**DO THIS**.
Please report every line from the material that contains the word "GitHub".
********
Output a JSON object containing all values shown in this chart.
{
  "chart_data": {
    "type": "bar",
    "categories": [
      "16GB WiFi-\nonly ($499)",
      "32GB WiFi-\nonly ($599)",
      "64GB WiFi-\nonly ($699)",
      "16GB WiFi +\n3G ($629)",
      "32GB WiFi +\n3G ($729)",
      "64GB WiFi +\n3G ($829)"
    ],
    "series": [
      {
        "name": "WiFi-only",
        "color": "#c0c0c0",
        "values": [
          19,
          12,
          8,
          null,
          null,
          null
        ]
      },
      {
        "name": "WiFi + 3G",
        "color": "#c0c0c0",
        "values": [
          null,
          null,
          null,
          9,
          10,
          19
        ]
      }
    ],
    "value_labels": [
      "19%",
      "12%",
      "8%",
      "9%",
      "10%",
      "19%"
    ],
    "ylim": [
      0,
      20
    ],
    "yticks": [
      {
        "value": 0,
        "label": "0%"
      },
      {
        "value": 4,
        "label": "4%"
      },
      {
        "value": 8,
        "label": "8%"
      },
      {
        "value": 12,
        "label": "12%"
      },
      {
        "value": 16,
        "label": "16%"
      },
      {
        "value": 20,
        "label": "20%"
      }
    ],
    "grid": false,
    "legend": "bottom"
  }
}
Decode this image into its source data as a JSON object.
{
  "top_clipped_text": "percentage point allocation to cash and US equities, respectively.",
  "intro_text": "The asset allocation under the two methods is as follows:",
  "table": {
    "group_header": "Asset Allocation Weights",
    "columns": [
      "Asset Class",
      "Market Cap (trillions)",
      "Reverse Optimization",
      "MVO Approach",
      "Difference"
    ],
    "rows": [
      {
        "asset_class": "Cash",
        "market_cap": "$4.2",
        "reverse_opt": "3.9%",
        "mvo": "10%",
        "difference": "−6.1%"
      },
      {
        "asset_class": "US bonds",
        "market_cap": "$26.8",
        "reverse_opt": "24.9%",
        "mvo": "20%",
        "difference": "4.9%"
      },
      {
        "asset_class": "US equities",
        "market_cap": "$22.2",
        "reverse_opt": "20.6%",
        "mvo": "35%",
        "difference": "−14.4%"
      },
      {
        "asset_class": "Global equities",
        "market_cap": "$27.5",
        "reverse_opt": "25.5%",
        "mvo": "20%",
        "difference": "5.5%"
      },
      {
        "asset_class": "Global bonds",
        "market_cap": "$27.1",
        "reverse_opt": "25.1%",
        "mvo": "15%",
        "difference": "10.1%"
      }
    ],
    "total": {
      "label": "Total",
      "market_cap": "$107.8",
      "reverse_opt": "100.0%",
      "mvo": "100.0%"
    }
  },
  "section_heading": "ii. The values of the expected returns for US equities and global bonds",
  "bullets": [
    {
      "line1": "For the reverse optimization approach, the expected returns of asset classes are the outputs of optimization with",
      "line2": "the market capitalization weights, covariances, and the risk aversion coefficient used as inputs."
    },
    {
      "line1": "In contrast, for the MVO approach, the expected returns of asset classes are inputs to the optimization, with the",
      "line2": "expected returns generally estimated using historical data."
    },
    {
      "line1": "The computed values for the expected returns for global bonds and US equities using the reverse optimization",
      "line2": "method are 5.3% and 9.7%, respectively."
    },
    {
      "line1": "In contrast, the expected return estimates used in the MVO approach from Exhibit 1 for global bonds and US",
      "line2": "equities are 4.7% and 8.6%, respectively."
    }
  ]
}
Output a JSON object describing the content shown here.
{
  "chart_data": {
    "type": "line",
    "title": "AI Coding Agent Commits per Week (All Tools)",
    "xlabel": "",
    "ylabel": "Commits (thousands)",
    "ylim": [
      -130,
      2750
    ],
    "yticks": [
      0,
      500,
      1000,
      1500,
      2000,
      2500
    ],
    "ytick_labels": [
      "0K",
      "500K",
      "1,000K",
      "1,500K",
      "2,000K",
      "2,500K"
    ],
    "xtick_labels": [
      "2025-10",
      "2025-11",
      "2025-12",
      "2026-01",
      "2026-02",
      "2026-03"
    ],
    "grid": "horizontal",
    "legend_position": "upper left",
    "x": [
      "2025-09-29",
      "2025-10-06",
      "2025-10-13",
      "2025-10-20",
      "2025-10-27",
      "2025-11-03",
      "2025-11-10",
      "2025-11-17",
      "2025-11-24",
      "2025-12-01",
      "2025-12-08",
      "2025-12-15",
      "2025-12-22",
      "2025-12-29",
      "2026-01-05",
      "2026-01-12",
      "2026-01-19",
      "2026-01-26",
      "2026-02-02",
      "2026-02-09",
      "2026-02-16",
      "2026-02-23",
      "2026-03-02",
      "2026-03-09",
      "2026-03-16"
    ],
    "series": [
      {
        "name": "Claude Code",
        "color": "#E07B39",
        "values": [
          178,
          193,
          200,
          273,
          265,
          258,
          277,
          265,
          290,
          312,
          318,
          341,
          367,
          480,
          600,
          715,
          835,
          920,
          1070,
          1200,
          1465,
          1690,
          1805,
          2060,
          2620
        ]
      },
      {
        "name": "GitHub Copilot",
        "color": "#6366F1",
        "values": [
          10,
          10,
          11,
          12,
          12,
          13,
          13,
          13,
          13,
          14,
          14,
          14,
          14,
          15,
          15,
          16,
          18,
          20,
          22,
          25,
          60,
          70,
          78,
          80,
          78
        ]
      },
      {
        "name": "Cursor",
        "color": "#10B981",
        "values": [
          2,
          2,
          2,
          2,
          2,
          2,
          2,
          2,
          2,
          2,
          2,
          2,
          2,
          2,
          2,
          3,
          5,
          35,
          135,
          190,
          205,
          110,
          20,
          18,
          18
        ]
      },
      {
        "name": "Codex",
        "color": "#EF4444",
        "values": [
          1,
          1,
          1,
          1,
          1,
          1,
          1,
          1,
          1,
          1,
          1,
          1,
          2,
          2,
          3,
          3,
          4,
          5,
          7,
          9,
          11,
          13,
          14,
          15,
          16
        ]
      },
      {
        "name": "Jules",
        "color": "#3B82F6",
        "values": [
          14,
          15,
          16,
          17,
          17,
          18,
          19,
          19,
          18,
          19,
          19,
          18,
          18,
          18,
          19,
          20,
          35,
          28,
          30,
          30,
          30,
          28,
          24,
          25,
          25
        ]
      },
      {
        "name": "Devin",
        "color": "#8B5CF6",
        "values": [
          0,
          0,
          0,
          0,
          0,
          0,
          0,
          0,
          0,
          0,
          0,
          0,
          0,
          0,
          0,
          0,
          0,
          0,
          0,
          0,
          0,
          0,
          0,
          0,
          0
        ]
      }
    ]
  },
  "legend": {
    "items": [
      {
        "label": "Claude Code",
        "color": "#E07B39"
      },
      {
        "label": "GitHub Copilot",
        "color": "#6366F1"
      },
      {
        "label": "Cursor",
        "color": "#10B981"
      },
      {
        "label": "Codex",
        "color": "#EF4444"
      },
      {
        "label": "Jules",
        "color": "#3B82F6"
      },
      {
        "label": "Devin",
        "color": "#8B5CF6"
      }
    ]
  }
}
********
**RESPONSE TO THE TASK**.
        "name": "GitHub Copilot",
        "label": "GitHub Copilot",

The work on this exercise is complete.